* **Document segment**:
————————

Product liability insurance provides protection for legal liability arising from bodily injury or property damage related to the manufacture and sale of products. Comprehensive General Liability (CGL) policies generally provide coverage for product liability under the “products hazard” provision.

The primary purpose of CGL insurance is to cover legal liability of the policyholder for accidents happening away from the premises owned, rented or controlled by the policyholder. The insurer typically is obligated to defend its policyholder against potentially-covered claims.

Not Just For So-Called “Manufacturers”

If your company places products in the stream of commerce, you need appropriate insurance coverage. Manufacturers or producers of products are not the only parties subject to product liability exposure. Distributors, wholesalers, and importers are often brought into lawsuits for alleged negligence and can be held liable for damages to the product’s consumer or third parties.

Typical Categories of Product Liability Claims

Product liability claims generally fall into 3 categories:

  • Design Defects: claims that the product is inherently defective.
  • Manufacturing Defects: claims that a mistake or accident occurred in the production of the product making it defective.
  • Failure to Warn: claims that the product is not properly labeled or failed to provide sufficient warnings for the product’s user to understand its potential risks.

Common Defenses To Coverage

While insurers may assert that a CGL policy does not provide coverage for a product liability claim on the basis of a variety of issues related to a specific claim, insurers most often rely on the following three “business risk” exclusions when denying coverage:

  • Own-product exclusion. Bars coverage only for damage to the policyholder’s own products.
  • Sistership exclusion. Bars coverage for loss related to the recall of the insured’s own product for any known or suspected defect or deficiency.
  • Loss of use exclusion. This is also known as the failure to perform exclusion, it seeks to limit coverage for loss of use of property not otherwise injured resulting from a failure of performance, a design deficiency or a defect.

Representative Experience

Perkins Coie’s Insurance Recovery lawyers have represented policyholders in numerous actions seeking coverage for product liability claims. Recent examples include:

  • A manufacturer of slurry-coated roofing tiles in litigation in California state court with 18 insurers seeking coverage for a putative California class action alleging that the roofing tiles prematurely deteriorated and degraded.
  • A hardboard siding manufacturer for whom we secured an approximately $400 million verdict for coverage against more than 20 of its insurers.
  • A manufacturer of polybutylene pipes in obtaining insurance coverage for various lawsuits alleging that the pipes caused property damage.
  • A manufacturing subsidiary of Level 3 Communications in litigation with several liability insurers over hearing loss-related bodily injury claims. The litigation was in federal trial and appellate court and an appeal to the Fifth Circuit and resulted in millions of dollars in defense coverage and a favorable settlement on indemnity coverage.
  • A Fortune 50 pharmaceutical company in a four-month trial against more than 30 of its primary and excess liability insurers over asbestos and other bodily injury claims. The trial resulted in settlements worth several hundreds of millions of dollars and a liability verdict almost entirely in client’s favor.
  • A Fortune 500 policyholder in a London arbitration under the English Arbitration Act against a Bermuda-based insurance company for bodily injury claims arising out of silicone breast implants.

————————

* **Data for review**:
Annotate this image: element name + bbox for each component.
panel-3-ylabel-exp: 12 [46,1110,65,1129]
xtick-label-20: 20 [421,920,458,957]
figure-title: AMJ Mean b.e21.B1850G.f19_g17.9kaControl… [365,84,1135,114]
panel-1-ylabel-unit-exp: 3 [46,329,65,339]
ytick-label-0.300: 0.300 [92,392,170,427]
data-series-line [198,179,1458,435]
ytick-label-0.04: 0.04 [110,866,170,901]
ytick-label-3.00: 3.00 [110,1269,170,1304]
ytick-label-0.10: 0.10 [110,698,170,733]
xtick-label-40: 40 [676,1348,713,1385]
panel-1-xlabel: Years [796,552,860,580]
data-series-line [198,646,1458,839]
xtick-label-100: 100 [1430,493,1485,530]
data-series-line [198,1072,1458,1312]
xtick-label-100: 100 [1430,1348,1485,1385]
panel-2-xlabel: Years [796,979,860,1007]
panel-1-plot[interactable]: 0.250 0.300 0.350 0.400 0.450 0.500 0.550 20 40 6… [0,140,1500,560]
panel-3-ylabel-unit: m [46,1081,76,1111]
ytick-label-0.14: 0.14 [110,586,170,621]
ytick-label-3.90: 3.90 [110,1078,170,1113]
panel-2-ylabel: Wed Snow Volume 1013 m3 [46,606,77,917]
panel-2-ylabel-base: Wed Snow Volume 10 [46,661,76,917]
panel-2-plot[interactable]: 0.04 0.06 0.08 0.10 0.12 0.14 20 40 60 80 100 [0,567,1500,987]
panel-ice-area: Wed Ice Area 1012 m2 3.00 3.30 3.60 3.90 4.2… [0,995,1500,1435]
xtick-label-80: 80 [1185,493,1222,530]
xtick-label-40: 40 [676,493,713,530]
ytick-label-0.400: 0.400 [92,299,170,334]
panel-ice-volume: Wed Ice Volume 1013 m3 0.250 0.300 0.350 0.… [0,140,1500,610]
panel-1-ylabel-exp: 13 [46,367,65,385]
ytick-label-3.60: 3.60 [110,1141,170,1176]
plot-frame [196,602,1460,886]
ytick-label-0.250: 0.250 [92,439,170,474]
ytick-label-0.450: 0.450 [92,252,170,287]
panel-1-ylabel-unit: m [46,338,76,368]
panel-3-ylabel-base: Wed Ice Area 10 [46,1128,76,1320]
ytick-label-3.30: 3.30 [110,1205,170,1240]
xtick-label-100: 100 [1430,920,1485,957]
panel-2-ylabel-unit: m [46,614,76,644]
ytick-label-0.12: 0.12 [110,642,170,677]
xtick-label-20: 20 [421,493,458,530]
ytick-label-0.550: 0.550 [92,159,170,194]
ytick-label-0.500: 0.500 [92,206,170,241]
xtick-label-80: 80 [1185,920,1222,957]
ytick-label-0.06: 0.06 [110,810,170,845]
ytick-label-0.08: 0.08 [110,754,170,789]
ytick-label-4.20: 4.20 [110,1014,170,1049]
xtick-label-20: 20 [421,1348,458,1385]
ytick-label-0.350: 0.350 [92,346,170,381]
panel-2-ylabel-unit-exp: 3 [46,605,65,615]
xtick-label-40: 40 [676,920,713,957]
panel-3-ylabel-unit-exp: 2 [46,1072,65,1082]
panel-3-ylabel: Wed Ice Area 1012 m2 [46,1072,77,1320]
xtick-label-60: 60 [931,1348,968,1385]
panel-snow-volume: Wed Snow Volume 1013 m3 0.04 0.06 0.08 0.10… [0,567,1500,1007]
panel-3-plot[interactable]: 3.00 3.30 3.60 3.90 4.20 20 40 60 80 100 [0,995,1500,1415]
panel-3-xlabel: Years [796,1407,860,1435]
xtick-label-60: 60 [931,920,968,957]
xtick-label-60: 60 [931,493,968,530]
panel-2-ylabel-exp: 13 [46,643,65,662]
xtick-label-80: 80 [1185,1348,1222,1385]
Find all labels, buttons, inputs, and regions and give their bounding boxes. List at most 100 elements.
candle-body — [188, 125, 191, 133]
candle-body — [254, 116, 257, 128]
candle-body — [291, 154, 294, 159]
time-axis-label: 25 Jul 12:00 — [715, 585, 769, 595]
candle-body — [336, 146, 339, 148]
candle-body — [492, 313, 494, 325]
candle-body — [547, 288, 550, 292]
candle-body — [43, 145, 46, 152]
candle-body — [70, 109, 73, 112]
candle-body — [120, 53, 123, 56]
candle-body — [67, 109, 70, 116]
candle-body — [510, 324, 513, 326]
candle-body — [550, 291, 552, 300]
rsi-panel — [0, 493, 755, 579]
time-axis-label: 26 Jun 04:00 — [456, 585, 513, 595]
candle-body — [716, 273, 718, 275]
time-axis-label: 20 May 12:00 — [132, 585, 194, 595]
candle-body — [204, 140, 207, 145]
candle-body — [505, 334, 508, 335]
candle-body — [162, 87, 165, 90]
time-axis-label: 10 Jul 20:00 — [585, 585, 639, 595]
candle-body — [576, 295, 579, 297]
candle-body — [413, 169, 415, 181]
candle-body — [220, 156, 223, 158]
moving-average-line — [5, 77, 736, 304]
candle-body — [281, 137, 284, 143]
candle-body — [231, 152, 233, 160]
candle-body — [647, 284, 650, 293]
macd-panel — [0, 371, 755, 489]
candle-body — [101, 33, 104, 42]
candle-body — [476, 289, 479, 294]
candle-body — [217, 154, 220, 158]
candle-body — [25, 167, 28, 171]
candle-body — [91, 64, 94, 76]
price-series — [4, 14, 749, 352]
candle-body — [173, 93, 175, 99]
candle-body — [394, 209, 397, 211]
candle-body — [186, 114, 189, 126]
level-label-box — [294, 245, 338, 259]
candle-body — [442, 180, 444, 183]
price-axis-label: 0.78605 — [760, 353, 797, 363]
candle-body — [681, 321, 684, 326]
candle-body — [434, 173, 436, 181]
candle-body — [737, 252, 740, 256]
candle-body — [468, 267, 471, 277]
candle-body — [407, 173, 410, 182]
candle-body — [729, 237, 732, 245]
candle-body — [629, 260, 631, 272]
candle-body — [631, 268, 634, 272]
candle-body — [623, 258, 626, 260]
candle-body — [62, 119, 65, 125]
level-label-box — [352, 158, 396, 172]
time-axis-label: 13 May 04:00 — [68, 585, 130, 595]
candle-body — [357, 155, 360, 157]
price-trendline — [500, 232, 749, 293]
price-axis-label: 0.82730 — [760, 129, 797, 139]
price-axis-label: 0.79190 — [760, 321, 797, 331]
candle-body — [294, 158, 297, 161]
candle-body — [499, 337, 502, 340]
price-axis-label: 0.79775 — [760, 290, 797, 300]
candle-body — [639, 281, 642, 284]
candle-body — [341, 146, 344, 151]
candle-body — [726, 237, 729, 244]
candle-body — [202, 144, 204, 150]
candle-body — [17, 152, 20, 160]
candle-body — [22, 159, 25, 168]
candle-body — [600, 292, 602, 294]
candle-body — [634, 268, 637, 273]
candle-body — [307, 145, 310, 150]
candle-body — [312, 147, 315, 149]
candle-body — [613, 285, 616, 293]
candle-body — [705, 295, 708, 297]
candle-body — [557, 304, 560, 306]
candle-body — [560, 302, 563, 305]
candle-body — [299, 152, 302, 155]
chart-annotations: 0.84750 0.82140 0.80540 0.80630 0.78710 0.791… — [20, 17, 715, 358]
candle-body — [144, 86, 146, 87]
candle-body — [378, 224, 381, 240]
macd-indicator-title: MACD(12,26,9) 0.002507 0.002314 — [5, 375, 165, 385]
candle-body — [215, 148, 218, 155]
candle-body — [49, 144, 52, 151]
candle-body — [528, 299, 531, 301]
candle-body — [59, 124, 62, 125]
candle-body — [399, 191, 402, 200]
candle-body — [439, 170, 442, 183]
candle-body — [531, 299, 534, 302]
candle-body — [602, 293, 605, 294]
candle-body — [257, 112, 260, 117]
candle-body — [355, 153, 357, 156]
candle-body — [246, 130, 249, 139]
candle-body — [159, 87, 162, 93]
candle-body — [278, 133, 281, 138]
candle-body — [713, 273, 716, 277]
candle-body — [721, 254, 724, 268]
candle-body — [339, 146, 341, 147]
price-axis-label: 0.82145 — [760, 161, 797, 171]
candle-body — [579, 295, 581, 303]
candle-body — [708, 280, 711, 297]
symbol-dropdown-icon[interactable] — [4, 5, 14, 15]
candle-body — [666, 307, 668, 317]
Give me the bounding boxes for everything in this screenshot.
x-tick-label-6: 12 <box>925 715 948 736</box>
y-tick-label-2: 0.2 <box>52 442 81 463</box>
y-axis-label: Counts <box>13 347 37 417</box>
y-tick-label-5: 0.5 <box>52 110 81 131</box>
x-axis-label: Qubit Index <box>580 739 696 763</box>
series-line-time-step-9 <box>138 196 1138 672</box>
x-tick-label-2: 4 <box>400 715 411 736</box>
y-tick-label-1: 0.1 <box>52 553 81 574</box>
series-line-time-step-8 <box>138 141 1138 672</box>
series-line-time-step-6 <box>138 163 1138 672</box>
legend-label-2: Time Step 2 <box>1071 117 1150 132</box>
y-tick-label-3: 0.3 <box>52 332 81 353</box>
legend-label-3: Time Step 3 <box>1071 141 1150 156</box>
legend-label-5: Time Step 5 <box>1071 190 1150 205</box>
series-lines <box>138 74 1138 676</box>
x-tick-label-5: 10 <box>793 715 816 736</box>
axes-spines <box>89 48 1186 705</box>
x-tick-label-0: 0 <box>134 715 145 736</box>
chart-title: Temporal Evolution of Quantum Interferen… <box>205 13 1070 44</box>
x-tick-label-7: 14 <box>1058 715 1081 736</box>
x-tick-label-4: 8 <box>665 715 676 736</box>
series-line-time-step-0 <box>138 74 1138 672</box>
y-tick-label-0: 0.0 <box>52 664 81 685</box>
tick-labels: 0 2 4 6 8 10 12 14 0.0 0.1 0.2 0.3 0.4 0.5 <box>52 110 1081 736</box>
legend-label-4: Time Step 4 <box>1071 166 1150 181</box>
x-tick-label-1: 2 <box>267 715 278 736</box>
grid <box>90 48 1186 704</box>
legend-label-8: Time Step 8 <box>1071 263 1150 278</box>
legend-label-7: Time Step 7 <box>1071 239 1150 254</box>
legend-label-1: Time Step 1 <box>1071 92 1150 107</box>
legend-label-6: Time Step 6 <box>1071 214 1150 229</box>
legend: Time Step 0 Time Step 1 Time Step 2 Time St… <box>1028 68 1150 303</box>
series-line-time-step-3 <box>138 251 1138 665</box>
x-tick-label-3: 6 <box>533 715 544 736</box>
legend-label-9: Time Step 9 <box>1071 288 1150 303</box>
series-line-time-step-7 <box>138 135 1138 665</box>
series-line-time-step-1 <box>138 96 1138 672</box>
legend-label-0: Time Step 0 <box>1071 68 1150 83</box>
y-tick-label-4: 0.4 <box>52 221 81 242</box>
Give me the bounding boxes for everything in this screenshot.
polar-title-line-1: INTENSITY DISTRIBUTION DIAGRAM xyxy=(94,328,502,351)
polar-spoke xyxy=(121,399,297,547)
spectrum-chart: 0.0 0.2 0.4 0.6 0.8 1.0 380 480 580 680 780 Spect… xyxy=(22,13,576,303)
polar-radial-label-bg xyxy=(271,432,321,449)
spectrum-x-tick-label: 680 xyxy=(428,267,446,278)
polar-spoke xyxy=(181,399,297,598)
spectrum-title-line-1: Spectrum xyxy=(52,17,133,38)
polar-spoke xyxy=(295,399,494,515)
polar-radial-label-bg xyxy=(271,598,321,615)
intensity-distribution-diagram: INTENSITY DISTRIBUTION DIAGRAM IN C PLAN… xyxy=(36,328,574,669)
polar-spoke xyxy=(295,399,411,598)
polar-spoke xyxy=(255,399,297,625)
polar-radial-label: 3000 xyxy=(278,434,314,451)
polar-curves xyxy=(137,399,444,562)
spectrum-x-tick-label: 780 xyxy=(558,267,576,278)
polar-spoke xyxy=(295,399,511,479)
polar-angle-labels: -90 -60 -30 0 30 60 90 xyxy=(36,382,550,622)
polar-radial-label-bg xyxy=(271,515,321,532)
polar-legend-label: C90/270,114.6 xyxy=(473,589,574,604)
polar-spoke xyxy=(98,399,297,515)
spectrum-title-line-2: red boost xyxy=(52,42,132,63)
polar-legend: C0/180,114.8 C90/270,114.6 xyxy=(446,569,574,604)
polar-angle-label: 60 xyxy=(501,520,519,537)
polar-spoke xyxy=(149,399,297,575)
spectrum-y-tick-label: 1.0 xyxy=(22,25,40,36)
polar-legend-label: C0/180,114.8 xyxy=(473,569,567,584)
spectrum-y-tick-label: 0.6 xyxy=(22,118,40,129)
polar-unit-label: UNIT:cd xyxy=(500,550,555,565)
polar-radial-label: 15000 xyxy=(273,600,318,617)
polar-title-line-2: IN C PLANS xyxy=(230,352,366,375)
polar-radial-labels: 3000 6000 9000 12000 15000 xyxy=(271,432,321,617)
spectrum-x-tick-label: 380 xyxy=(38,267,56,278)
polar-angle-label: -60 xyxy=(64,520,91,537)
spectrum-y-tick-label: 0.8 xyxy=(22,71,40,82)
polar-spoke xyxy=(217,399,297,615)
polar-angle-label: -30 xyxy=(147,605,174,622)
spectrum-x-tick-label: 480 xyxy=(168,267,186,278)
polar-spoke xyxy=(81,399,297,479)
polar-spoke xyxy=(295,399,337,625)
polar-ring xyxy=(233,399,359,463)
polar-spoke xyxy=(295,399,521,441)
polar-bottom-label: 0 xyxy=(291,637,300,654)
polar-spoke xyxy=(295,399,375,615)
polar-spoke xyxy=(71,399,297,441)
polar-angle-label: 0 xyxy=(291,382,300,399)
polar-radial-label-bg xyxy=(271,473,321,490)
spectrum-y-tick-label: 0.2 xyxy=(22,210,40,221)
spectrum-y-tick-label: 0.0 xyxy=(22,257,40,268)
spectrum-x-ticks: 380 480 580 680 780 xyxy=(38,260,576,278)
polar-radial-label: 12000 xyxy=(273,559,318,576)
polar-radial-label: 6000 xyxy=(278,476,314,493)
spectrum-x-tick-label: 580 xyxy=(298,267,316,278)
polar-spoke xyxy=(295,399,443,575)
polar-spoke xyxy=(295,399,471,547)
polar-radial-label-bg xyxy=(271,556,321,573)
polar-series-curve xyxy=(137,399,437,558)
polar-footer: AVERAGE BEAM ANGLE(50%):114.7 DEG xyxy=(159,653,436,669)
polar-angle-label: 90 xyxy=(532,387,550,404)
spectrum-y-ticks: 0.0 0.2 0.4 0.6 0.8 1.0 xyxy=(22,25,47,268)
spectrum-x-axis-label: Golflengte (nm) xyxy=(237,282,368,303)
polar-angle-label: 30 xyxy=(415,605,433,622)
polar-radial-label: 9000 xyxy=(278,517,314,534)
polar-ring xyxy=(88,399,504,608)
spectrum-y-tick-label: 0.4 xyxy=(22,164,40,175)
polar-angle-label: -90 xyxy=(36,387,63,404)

————————

* **Activity 1**: Echo the product liability insurance text word for word, starting with "Representative Experience" and going on through "caused property damage.".
* **Activity 2**: Name each category of product liability claim given in the product liability insurance text.

* **Your response 1**:
Representative Experience

Perkins Coie’s Insurance Recovery lawyers have represented policyholders in numerous actions seeking coverage for product liability claims. Recent examples include:

  • A manufacturer of slurry-coated roofing tiles in litigation in California state court with 18 insurers seeking coverage for a putative California class action alleging that the roofing tiles prematurely deteriorated and degraded.
  • A hardboard siding manufacturer for whom we secured an approximately $400 million verdict for coverage against more than 20 of its insurers.
  • A manufacturer of polybutylene pipes in obtaining insurance coverage for various lawsuits alleging that the pipes caused property damage.

* **Your response 2**:
- Design Defects
- Manufacturing Defects
- Failure to Warn